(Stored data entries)

··········

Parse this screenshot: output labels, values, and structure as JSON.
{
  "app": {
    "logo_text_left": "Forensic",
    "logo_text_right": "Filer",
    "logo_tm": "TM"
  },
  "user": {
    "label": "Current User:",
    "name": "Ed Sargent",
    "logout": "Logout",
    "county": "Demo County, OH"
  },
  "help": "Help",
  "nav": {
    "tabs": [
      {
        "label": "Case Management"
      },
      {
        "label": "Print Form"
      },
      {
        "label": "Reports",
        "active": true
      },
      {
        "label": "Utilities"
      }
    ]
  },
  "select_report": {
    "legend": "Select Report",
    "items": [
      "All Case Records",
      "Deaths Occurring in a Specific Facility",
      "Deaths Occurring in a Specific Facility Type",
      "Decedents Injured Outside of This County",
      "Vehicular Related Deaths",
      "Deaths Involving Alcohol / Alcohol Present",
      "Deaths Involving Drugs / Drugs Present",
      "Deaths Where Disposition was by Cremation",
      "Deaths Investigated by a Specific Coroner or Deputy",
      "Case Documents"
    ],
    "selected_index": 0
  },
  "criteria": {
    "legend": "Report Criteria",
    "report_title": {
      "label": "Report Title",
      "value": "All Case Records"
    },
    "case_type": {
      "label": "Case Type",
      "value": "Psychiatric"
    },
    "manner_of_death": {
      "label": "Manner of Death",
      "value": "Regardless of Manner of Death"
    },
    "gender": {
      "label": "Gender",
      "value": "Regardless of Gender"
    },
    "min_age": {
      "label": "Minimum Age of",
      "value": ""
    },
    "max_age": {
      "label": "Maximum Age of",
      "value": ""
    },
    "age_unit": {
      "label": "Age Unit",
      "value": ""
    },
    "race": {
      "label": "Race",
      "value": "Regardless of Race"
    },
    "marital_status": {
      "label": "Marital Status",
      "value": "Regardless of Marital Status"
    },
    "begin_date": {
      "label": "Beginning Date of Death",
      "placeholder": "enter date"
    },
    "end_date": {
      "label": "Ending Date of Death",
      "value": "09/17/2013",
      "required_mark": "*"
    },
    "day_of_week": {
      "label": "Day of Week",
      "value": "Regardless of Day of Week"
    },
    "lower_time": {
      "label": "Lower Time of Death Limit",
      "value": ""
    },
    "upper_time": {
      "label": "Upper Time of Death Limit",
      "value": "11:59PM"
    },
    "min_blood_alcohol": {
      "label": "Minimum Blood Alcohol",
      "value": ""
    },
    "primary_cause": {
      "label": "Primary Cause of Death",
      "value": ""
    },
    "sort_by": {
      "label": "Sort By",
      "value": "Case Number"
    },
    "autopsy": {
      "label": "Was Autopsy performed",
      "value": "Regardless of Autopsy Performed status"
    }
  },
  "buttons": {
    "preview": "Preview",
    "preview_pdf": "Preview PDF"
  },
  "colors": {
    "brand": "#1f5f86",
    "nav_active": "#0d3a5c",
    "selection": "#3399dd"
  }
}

··········

● **GIVEN TASK**: Extract each line from the entries above that contains the string "Specific".

● **THE COMPLETED TASK**:
      "Deaths Occurring in a Specific Facility",
      "Deaths Occurring in a Specific Facility Type",
      "Deaths Investigated by a Specific Coroner or Deputy",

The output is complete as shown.